YOUR GOAL: Output all the entries word for word. Omit the pictures.

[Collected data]
● ● ● ● ●

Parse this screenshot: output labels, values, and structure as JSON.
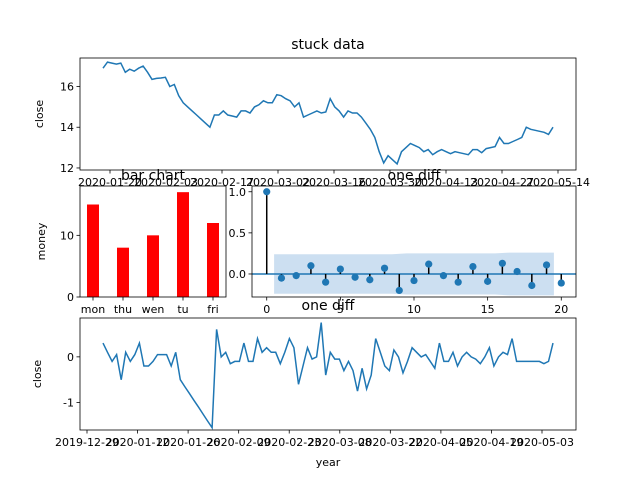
{
  "chart_data": [
    {
      "type": "line",
      "title": "stuck data",
      "xlabel": "",
      "ylabel": "close",
      "x_tick_labels": [
        "2020-01-20",
        "2020-02-03",
        "2020-02-17",
        "2020-03-02",
        "2020-03-16",
        "2020-03-30",
        "2020-04-13",
        "2020-04-27",
        "2020-05-14"
      ],
      "y_ticks": [
        12,
        14,
        16
      ],
      "ylim": [
        11.9,
        17.4
      ],
      "grid": false,
      "series": [
        {
          "values": [
            16.9,
            17.2,
            17.15,
            17.1,
            17.15,
            16.7,
            16.85,
            16.75,
            16.9,
            17.0,
            16.7,
            16.35,
            16.4,
            16.42,
            16.45,
            16.0,
            16.1,
            15.55,
            15.2,
            15.0,
            14.8,
            14.6,
            14.4,
            14.2,
            14.0,
            14.6,
            14.6,
            14.8,
            14.6,
            14.55,
            14.5,
            14.8,
            14.8,
            14.7,
            15.0,
            15.1,
            15.3,
            15.2,
            15.2,
            15.6,
            15.55,
            15.4,
            15.3,
            15.0,
            15.2,
            14.5,
            14.6,
            14.7,
            14.8,
            14.7,
            14.75,
            15.4,
            15.0,
            14.8,
            14.5,
            14.8,
            14.7,
            14.7,
            14.5,
            14.2,
            13.9,
            13.5,
            12.8,
            12.25,
            12.6,
            12.4,
            12.2,
            12.8,
            13.0,
            13.2,
            13.1,
            13.0,
            12.8,
            12.9,
            12.65,
            12.8,
            12.9,
            12.8,
            12.7,
            12.8,
            12.75,
            12.7,
            12.65,
            12.9,
            12.9,
            12.75,
            12.95,
            13.0,
            13.05,
            13.5,
            13.2,
            13.2,
            13.3,
            13.4,
            13.5,
            14.0,
            13.9,
            13.85,
            13.8,
            13.75,
            13.65,
            14.0
          ]
        }
      ]
    },
    {
      "type": "bar",
      "title": "bar chart",
      "xlabel": "",
      "ylabel": "money",
      "categories": [
        "mon",
        "thu",
        "wen",
        "tu",
        "fri"
      ],
      "values": [
        15,
        8,
        10,
        17,
        12
      ],
      "y_ticks": [
        0,
        10
      ],
      "ylim": [
        0,
        18
      ],
      "colors": {
        "bar": "#ff0000"
      }
    },
    {
      "type": "stem",
      "title": "one diff",
      "xlabel": "",
      "ylabel": "",
      "x": [
        0,
        1,
        2,
        3,
        4,
        5,
        6,
        7,
        8,
        9,
        10,
        11,
        12,
        13,
        14,
        15,
        16,
        17,
        18,
        19,
        20
      ],
      "values": [
        1.0,
        -0.05,
        -0.02,
        0.1,
        -0.1,
        0.06,
        -0.04,
        -0.07,
        0.07,
        -0.2,
        -0.08,
        0.12,
        -0.02,
        -0.1,
        0.09,
        -0.09,
        0.13,
        0.03,
        -0.14,
        0.11,
        -0.11
      ],
      "confidence_band": [
        0.24,
        0.24,
        0.24,
        0.24,
        0.24,
        0.24,
        0.24,
        0.24,
        0.24,
        0.25,
        0.25,
        0.25,
        0.25,
        0.25,
        0.25,
        0.25,
        0.26,
        0.26,
        0.26,
        0.26
      ],
      "x_ticks": [
        0,
        5,
        10,
        15,
        20
      ],
      "y_ticks": [
        0.0,
        0.5,
        1.0
      ],
      "xlim": [
        -1,
        21
      ],
      "ylim": [
        -0.28,
        1.07
      ],
      "colors": {
        "marker": "#1f77b4",
        "band": "#c6dbef",
        "baseline": "#1f77b4"
      }
    },
    {
      "type": "line",
      "title": "one diff",
      "xlabel": "year",
      "ylabel": "close",
      "x_tick_labels": [
        "2019-12-29",
        "2020-01-12",
        "2020-01-26",
        "2020-02-09",
        "2020-02-23",
        "2020-03-08",
        "2020-03-22",
        "2020-04-05",
        "2020-04-19",
        "2020-05-03"
      ],
      "y_ticks": [
        -1,
        0
      ],
      "ylim": [
        -1.6,
        0.85
      ],
      "grid": false,
      "series": [
        {
          "values": [
            0.3,
            0.1,
            -0.1,
            0.05,
            -0.5,
            0.1,
            -0.1,
            0.05,
            0.3,
            -0.2,
            -0.2,
            -0.1,
            0.05,
            0.05,
            0.05,
            -0.2,
            0.1,
            -0.5,
            -0.65,
            -0.8,
            -0.95,
            -1.1,
            -1.25,
            -1.4,
            -1.55,
            0.6,
            0.0,
            0.1,
            -0.15,
            -0.1,
            -0.1,
            0.3,
            -0.1,
            -0.1,
            0.4,
            0.1,
            0.2,
            0.1,
            0.1,
            -0.15,
            0.1,
            0.4,
            0.2,
            -0.6,
            -0.2,
            0.2,
            -0.05,
            0.0,
            0.75,
            -0.4,
            0.1,
            -0.05,
            -0.05,
            -0.3,
            -0.1,
            -0.3,
            -0.75,
            -0.25,
            -0.7,
            -0.4,
            0.4,
            0.1,
            -0.2,
            -0.3,
            0.15,
            0.0,
            -0.35,
            -0.1,
            0.2,
            0.1,
            0.0,
            0.05,
            -0.1,
            -0.25,
            0.3,
            -0.1,
            -0.1,
            0.1,
            -0.2,
            0.0,
            0.1,
            0.0,
            -0.05,
            -0.15,
            0.0,
            0.2,
            -0.2,
            0.0,
            0.1,
            0.05,
            0.4,
            -0.1,
            -0.1,
            -0.1,
            -0.1,
            -0.1,
            -0.1,
            -0.15,
            -0.1,
            0.3
          ]
        }
      ]
    }
  ]
}
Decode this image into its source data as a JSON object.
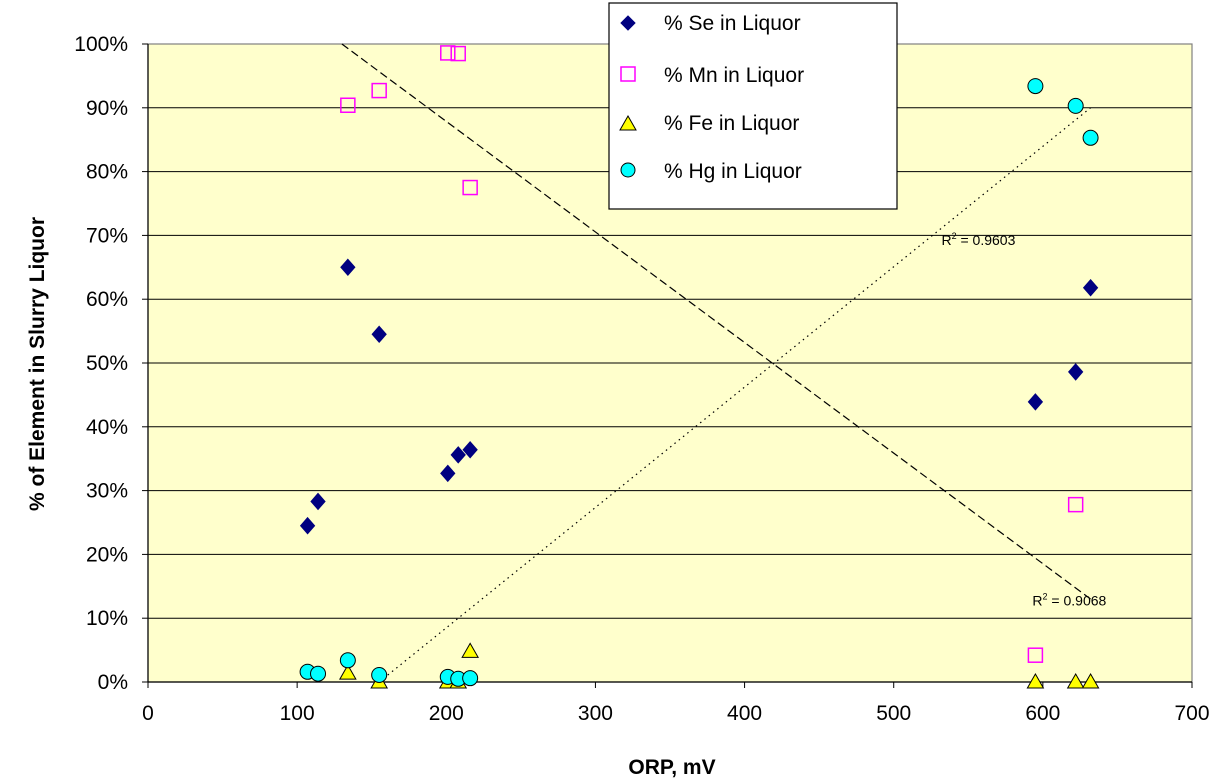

● ● ● ● ●

TASK RESPONSE:
Parse this screenshot: output labels, values, and structure as JSON.
{
  "chart_data": [
    {
      "type": "line",
      "title": "stuck data",
      "xlabel": "",
      "ylabel": "close",
      "x_tick_labels": [
        "2020-01-20",
        "2020-02-03",
        "2020-02-17",
        "2020-03-02",
        "2020-03-16",
        "2020-03-30",
        "2020-04-13",
        "2020-04-27",
        "2020-05-14"
      ],
      "y_ticks": [
        12,
        14,
        16
      ],
      "ylim": [
        11.9,
        17.4
      ],
      "grid": false,
      "series": [
        {
          "values": [
            16.9,
            17.2,
            17.15,
            17.1,
            17.15,
            16.7,
            16.85,
            16.75,
            16.9,
            17.0,
            16.7,
            16.35,
            16.4,
            16.42,
            16.45,
            16.0,
            16.1,
            15.55,
            15.2,
            15.0,
            14.8,
            14.6,
            14.4,
            14.2,
            14.0,
            14.6,
            14.6,
            14.8,
            14.6,
            14.55,
            14.5,
            14.8,
            14.8,
            14.7,
            15.0,
            15.1,
            15.3,
            15.2,
            15.2,
            15.6,
            15.55,
            15.4,
            15.3,
            15.0,
            15.2,
            14.5,
            14.6,
            14.7,
            14.8,
            14.7,
            14.75,
            15.4,
            15.0,
            14.8,
            14.5,
            14.8,
            14.7,
            14.7,
            14.5,
            14.2,
            13.9,
            13.5,
            12.8,
            12.25,
            12.6,
            12.4,
            12.2,
            12.8,
            13.0,
            13.2,
            13.1,
            13.0,
            12.8,
            12.9,
            12.65,
            12.8,
            12.9,
            12.8,
            12.7,
            12.8,
            12.75,
            12.7,
            12.65,
            12.9,
            12.9,
            12.75,
            12.95,
            13.0,
            13.05,
            13.5,
            13.2,
            13.2,
            13.3,
            13.4,
            13.5,
            14.0,
            13.9,
            13.85,
            13.8,
            13.75,
            13.65,
            14.0
          ]
        }
      ]
    },
    {
      "type": "bar",
      "title": "bar chart",
      "xlabel": "",
      "ylabel": "money",
      "categories": [
        "mon",
        "thu",
        "wen",
        "tu",
        "fri"
      ],
      "values": [
        15,
        8,
        10,
        17,
        12
      ],
      "y_ticks": [
        0,
        10
      ],
      "ylim": [
        0,
        18
      ],
      "colors": {
        "bar": "#ff0000"
      }
    },
    {
      "type": "stem",
      "title": "one diff",
      "xlabel": "",
      "ylabel": "",
      "x": [
        0,
        1,
        2,
        3,
        4,
        5,
        6,
        7,
        8,
        9,
        10,
        11,
        12,
        13,
        14,
        15,
        16,
        17,
        18,
        19,
        20
      ],
      "values": [
        1.0,
        -0.05,
        -0.02,
        0.1,
        -0.1,
        0.06,
        -0.04,
        -0.07,
        0.07,
        -0.2,
        -0.08,
        0.12,
        -0.02,
        -0.1,
        0.09,
        -0.09,
        0.13,
        0.03,
        -0.14,
        0.11,
        -0.11
      ],
      "confidence_band": [
        0.24,
        0.24,
        0.24,
        0.24,
        0.24,
        0.24,
        0.24,
        0.24,
        0.24,
        0.25,
        0.25,
        0.25,
        0.25,
        0.25,
        0.25,
        0.25,
        0.26,
        0.26,
        0.26,
        0.26
      ],
      "x_ticks": [
        0,
        5,
        10,
        15,
        20
      ],
      "y_ticks": [
        0.0,
        0.5,
        1.0
      ],
      "xlim": [
        -1,
        21
      ],
      "ylim": [
        -0.28,
        1.07
      ],
      "colors": {
        "marker": "#1f77b4",
        "band": "#c6dbef",
        "baseline": "#1f77b4"
      }
    },
    {
      "type": "line",
      "title": "one diff",
      "xlabel": "year",
      "ylabel": "close",
      "x_tick_labels": [
        "2019-12-29",
        "2020-01-12",
        "2020-01-26",
        "2020-02-09",
        "2020-02-23",
        "2020-03-08",
        "2020-03-22",
        "2020-04-05",
        "2020-04-19",
        "2020-05-03"
      ],
      "y_ticks": [
        -1,
        0
      ],
      "ylim": [
        -1.6,
        0.85
      ],
      "grid": false,
      "series": [
        {
          "values": [
            0.3,
            0.1,
            -0.1,
            0.05,
            -0.5,
            0.1,
            -0.1,
            0.05,
            0.3,
            -0.2,
            -0.2,
            -0.1,
            0.05,
            0.05,
            0.05,
            -0.2,
            0.1,
            -0.5,
            -0.65,
            -0.8,
            -0.95,
            -1.1,
            -1.25,
            -1.4,
            -1.55,
            0.6,
            0.0,
            0.1,
            -0.15,
            -0.1,
            -0.1,
            0.3,
            -0.1,
            -0.1,
            0.4,
            0.1,
            0.2,
            0.1,
            0.1,
            -0.15,
            0.1,
            0.4,
            0.2,
            -0.6,
            -0.2,
            0.2,
            -0.05,
            0.0,
            0.75,
            -0.4,
            0.1,
            -0.05,
            -0.05,
            -0.3,
            -0.1,
            -0.3,
            -0.75,
            -0.25,
            -0.7,
            -0.4,
            0.4,
            0.1,
            -0.2,
            -0.3,
            0.15,
            0.0,
            -0.35,
            -0.1,
            0.2,
            0.1,
            0.0,
            0.05,
            -0.1,
            -0.25,
            0.3,
            -0.1,
            -0.1,
            0.1,
            -0.2,
            0.0,
            0.1,
            0.0,
            -0.05,
            -0.15,
            0.0,
            0.2,
            -0.2,
            0.0,
            0.1,
            0.05,
            0.4,
            -0.1,
            -0.1,
            -0.1,
            -0.1,
            -0.1,
            -0.1,
            -0.15,
            -0.1,
            0.3
          ]
        }
      ]
    }
  ]
}
Decode this image into its source data as a JSON object.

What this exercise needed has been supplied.